▸ Aim: Show all lines from the data that include the word "this".

[Rows from a figure dataset]
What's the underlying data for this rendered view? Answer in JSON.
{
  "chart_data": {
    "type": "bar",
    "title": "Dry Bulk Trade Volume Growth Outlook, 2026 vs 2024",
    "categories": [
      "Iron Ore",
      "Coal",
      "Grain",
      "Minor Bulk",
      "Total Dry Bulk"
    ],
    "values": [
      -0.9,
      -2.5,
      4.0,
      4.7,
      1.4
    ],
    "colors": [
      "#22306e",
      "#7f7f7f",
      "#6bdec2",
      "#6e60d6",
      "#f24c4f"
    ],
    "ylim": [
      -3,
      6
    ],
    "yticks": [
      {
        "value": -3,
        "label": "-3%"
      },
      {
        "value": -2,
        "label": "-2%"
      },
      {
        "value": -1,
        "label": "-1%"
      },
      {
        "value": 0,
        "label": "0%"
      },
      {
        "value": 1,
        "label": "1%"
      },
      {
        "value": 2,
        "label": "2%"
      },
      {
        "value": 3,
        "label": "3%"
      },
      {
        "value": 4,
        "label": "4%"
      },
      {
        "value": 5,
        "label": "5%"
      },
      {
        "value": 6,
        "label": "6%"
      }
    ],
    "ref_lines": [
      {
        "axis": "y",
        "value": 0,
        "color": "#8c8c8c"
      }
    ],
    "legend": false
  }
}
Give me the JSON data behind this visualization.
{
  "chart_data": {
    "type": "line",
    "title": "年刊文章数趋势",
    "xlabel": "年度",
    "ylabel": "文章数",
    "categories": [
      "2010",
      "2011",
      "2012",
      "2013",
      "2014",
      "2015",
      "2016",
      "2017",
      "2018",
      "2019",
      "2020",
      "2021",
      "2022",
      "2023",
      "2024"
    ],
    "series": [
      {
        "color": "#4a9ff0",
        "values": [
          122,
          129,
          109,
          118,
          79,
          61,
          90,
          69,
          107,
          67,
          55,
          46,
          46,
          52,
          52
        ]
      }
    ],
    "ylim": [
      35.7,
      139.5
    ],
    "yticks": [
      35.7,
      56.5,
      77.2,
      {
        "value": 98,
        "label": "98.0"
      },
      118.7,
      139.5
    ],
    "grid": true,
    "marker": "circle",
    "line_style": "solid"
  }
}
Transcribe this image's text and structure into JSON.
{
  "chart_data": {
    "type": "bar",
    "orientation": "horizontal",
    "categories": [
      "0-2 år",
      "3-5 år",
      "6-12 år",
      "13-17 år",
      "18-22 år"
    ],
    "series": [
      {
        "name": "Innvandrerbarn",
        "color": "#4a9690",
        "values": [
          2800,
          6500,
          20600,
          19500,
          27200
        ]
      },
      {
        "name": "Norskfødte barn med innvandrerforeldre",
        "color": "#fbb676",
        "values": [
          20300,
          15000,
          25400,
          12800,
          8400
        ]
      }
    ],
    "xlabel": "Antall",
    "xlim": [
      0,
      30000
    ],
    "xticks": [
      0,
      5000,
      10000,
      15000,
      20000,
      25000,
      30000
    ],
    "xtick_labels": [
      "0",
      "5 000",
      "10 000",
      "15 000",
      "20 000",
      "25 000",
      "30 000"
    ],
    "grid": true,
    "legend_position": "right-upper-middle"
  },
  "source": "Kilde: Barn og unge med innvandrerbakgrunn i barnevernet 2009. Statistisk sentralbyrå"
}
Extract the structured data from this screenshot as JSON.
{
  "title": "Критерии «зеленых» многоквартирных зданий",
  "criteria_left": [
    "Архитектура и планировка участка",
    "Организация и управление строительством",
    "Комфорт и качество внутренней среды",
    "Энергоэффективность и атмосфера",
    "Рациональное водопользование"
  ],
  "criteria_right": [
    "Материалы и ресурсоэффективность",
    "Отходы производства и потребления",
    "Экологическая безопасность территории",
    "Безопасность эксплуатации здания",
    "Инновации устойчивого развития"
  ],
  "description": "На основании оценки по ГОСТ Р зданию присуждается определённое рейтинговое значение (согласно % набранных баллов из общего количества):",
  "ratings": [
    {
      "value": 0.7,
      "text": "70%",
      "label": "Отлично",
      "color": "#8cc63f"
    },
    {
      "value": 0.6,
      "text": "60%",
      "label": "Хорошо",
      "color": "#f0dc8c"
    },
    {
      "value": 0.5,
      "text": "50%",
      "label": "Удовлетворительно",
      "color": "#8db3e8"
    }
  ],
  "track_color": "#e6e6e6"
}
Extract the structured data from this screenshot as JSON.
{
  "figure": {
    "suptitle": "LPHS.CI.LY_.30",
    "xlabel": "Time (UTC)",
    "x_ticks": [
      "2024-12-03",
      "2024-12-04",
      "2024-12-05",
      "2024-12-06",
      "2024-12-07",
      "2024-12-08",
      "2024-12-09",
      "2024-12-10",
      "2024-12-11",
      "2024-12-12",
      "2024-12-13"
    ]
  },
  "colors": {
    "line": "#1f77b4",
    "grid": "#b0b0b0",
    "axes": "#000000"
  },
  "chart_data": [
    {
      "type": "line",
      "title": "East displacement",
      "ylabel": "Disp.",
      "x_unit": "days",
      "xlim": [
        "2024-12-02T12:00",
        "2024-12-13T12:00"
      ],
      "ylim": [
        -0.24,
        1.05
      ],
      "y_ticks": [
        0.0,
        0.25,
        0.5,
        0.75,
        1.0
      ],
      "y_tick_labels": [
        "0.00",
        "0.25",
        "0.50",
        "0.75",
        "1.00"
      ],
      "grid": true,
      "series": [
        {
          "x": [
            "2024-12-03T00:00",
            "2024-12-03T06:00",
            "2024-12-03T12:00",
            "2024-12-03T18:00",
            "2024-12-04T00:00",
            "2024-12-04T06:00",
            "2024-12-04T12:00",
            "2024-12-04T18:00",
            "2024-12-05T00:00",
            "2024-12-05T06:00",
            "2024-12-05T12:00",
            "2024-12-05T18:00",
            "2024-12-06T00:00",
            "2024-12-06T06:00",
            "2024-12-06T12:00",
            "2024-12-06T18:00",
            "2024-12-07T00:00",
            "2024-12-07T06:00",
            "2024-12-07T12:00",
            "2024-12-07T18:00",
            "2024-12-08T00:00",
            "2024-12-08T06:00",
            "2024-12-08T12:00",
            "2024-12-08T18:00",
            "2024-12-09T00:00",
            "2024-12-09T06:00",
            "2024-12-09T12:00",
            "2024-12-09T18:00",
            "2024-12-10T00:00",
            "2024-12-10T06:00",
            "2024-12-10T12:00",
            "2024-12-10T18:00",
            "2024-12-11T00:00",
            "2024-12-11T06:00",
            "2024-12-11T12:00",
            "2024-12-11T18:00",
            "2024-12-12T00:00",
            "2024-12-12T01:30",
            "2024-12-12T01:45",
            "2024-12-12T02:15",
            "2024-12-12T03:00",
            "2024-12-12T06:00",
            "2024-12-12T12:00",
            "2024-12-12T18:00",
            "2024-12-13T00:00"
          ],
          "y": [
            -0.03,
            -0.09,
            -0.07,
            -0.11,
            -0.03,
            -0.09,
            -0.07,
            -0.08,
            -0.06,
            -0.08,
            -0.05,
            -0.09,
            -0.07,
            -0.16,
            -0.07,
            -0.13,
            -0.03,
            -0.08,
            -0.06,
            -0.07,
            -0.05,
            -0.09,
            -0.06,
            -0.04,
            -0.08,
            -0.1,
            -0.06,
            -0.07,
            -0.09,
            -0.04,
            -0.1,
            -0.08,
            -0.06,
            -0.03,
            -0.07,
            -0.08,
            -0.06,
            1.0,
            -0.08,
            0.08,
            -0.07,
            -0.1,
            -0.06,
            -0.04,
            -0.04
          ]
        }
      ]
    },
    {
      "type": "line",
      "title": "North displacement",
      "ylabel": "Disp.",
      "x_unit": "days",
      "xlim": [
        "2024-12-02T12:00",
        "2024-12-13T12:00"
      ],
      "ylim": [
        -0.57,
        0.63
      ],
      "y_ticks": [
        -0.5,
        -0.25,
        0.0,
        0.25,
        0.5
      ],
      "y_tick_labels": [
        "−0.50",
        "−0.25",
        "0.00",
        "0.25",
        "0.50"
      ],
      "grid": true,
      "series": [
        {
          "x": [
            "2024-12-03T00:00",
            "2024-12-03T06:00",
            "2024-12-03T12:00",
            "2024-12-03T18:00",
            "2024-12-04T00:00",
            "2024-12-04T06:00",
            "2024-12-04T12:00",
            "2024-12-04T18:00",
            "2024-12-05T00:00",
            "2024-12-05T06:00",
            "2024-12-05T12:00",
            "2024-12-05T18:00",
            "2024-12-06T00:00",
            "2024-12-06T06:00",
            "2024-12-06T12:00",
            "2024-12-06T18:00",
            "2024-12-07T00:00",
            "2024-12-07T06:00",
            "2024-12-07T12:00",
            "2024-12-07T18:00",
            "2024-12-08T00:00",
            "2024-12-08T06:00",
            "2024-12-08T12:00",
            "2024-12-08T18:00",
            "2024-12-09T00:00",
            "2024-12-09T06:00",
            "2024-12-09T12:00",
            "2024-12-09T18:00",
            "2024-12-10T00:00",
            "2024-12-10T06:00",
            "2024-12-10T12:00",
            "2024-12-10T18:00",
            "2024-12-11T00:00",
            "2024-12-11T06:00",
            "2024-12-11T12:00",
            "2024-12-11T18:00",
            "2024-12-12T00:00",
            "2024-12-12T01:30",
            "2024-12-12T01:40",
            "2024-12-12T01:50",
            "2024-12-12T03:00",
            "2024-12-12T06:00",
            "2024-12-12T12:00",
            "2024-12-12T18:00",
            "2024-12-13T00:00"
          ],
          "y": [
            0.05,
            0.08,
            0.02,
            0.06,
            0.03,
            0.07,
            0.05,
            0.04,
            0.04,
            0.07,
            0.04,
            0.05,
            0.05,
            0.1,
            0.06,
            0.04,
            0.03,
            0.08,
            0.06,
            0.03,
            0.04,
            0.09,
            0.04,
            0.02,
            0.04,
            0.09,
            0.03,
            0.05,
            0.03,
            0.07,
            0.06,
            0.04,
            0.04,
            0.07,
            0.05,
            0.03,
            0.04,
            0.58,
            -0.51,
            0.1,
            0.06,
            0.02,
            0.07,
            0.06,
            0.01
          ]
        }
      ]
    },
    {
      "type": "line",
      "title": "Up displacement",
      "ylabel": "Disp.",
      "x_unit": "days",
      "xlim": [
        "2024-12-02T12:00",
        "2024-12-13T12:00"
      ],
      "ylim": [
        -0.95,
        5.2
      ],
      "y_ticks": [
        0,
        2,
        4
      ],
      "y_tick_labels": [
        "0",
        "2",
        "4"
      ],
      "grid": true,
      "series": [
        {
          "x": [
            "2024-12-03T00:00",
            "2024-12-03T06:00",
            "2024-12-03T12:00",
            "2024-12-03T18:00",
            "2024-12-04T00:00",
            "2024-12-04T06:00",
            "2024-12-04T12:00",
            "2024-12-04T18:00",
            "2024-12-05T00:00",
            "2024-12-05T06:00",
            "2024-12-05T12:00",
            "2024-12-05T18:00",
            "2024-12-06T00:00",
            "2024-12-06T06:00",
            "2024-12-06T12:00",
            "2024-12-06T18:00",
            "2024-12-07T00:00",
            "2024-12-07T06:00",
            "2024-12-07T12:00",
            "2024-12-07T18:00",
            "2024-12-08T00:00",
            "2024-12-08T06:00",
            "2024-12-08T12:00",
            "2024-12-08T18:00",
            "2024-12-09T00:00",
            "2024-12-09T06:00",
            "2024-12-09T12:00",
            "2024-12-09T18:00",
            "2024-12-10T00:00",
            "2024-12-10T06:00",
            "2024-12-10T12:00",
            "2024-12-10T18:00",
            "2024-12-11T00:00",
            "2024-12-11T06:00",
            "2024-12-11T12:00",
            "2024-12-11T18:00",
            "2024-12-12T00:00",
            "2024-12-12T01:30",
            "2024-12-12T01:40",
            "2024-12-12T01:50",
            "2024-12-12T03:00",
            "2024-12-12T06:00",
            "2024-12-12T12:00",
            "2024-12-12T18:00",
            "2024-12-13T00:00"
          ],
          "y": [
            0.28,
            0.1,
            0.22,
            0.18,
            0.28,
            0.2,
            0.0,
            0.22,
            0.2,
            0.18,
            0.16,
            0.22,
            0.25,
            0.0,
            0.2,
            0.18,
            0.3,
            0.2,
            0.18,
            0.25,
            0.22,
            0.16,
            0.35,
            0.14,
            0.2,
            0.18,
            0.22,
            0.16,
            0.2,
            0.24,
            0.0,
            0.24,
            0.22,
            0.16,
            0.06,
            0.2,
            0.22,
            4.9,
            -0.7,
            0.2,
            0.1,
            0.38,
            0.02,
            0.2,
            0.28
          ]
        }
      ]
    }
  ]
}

▸ Result:
What's the underlying data for this rendered view? Answer in JSON.
Give me the JSON data behind this visualization.
Transcribe this image's text and structure into JSON.
Extract the structured data from this screenshot as JSON.
Extract the structured data from this screenshot as JSON.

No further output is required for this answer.